Extracted data entries
[Begin]
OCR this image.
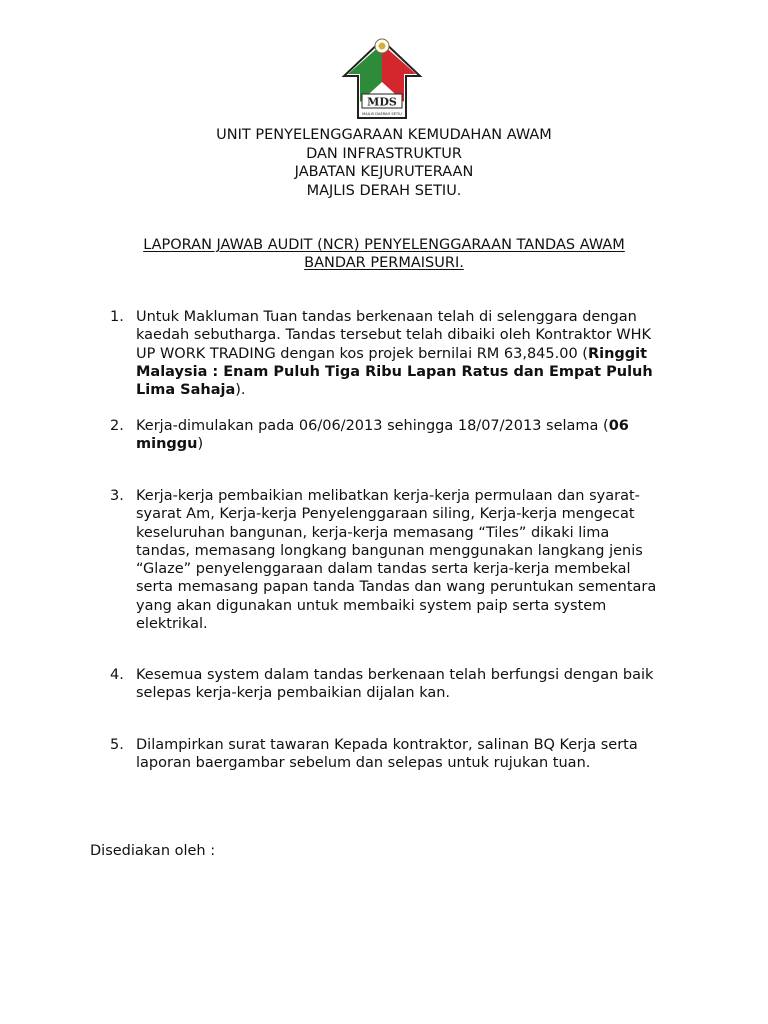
MDS
MAJLIS DAERAH SETIU
UNIT PENYELENGGARAAN KEMUDAHAN AWAM
DAN INFRASTRUKTUR
JABATAN KEJURUTERAAN
MAJLIS DERAH SETIU.
LAPORAN JAWAB AUDIT (NCR) PENYELENGGARAAN TANDAS AWAM
BANDAR PERMAISURI.
1. Untuk Makluman Tuan tandas berkenaan telah di selenggara dengan
kaedah sebutharga. Tandas tersebut telah dibaiki oleh Kontraktor WHK
UP WORK TRADING dengan kos projek bernilai RM 63,845.00 (Ringgit
Malaysia : Enam Puluh Tiga Ribu Lapan Ratus dan Empat Puluh
Lima Sahaja).
2. Kerja-dimulakan pada 06/06/2013 sehingga 18/07/2013 selama (06
minggu)
3. Kerja-kerja pembaikian melibatkan kerja-kerja permulaan dan syarat-
syarat Am, Kerja-kerja Penyelenggaraan siling, Kerja-kerja mengecat
keseluruhan bangunan, kerja-kerja memasang “Tiles” dikaki lima
tandas, memasang longkang bangunan menggunakan langkang jenis
“Glaze” penyelenggaraan dalam tandas serta kerja-kerja membekal
serta memasang papan tanda Tandas dan wang peruntukan sementara
yang akan digunakan untuk membaiki system paip serta system
elektrikal.
4. Kesemua system dalam tandas berkenaan telah berfungsi dengan baik
selepas kerja-kerja pembaikian dijalan kan.
5. Dilampirkan surat tawaran Kepada kontraktor, salinan BQ Kerja serta
laporan baergambar sebelum dan selepas untuk rujukan tuan.
Disediakan oleh :
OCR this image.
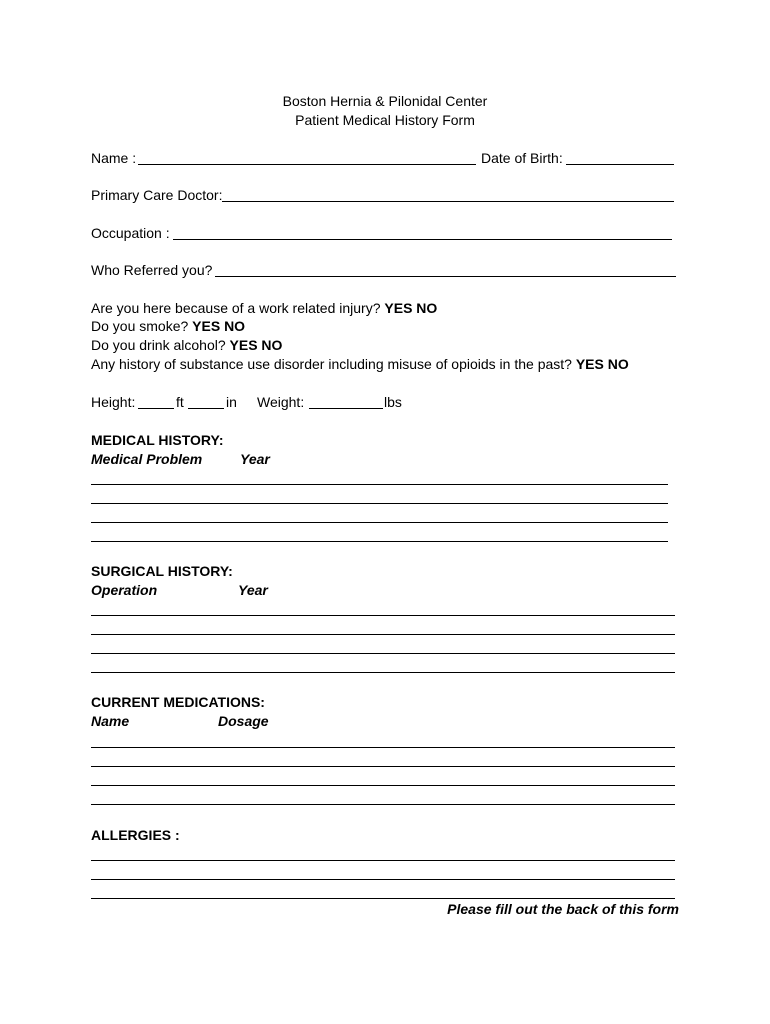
Boston Hernia & Pilonidal Center
Patient Medical History Form
Name :	Date of Birth:
Primary Care Doctor:
Occupation :
Who Referred you?
Are you here because of a work related injury? YES NO
Do you smoke? YES NO
Do you drink alcohol? YES NO
Any history of substance use disorder including misuse of opioids in the past? YES NO
Height:	ft	in Weight:	lbs
MEDICAL HISTORY:
Medical Problem	Year
SURGICAL HISTORY:
Operation	Year
CURRENT MEDICATIONS:
Name	Dosage
ALLERGIES :
Please fill out the back of this form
[End]
What the exercise asks
Reproduce every line precisely as given, omitting all pictures.

Solution
OCR this image.
MDS
MAJLIS DAERAH SETIU
UNIT PENYELENGGARAAN KEMUDAHAN AWAM
DAN INFRASTRUKTUR
JABATAN KEJURUTERAAN
MAJLIS DERAH SETIU.
LAPORAN JAWAB AUDIT (NCR) PENYELENGGARAAN TANDAS AWAM
BANDAR PERMAISURI.
1. Untuk Makluman Tuan tandas berkenaan telah di selenggara dengan
kaedah sebutharga. Tandas tersebut telah dibaiki oleh Kontraktor WHK
UP WORK TRADING dengan kos projek bernilai RM 63,845.00 (Ringgit
Malaysia : Enam Puluh Tiga Ribu Lapan Ratus dan Empat Puluh
Lima Sahaja).
2. Kerja-dimulakan pada 06/06/2013 sehingga 18/07/2013 selama (06
minggu)
3. Kerja-kerja pembaikian melibatkan kerja-kerja permulaan dan syarat-
syarat Am, Kerja-kerja Penyelenggaraan siling, Kerja-kerja mengecat
keseluruhan bangunan, kerja-kerja memasang “Tiles” dikaki lima
tandas, memasang longkang bangunan menggunakan langkang jenis
“Glaze” penyelenggaraan dalam tandas serta kerja-kerja membekal
serta memasang papan tanda Tandas dan wang peruntukan sementara
yang akan digunakan untuk membaiki system paip serta system
elektrikal.
4. Kesemua system dalam tandas berkenaan telah berfungsi dengan baik
selepas kerja-kerja pembaikian dijalan kan.
5. Dilampirkan surat tawaran Kepada kontraktor, salinan BQ Kerja serta
laporan baergambar sebelum dan selepas untuk rujukan tuan.
Disediakan oleh :
OCR this image.
Boston Hernia & Pilonidal Center
Patient Medical History Form
Name :	Date of Birth:
Primary Care Doctor:
Occupation :
Who Referred you?
Are you here because of a work related injury? YES NO
Do you smoke? YES NO
Do you drink alcohol? YES NO
Any history of substance use disorder including misuse of opioids in the past? YES NO
Height:	ft	in Weight:	lbs
MEDICAL HISTORY:
Medical Problem	Year
SURGICAL HISTORY:
Operation	Year
CURRENT MEDICATIONS:
Name	Dosage
ALLERGIES :
Please fill out the back of this form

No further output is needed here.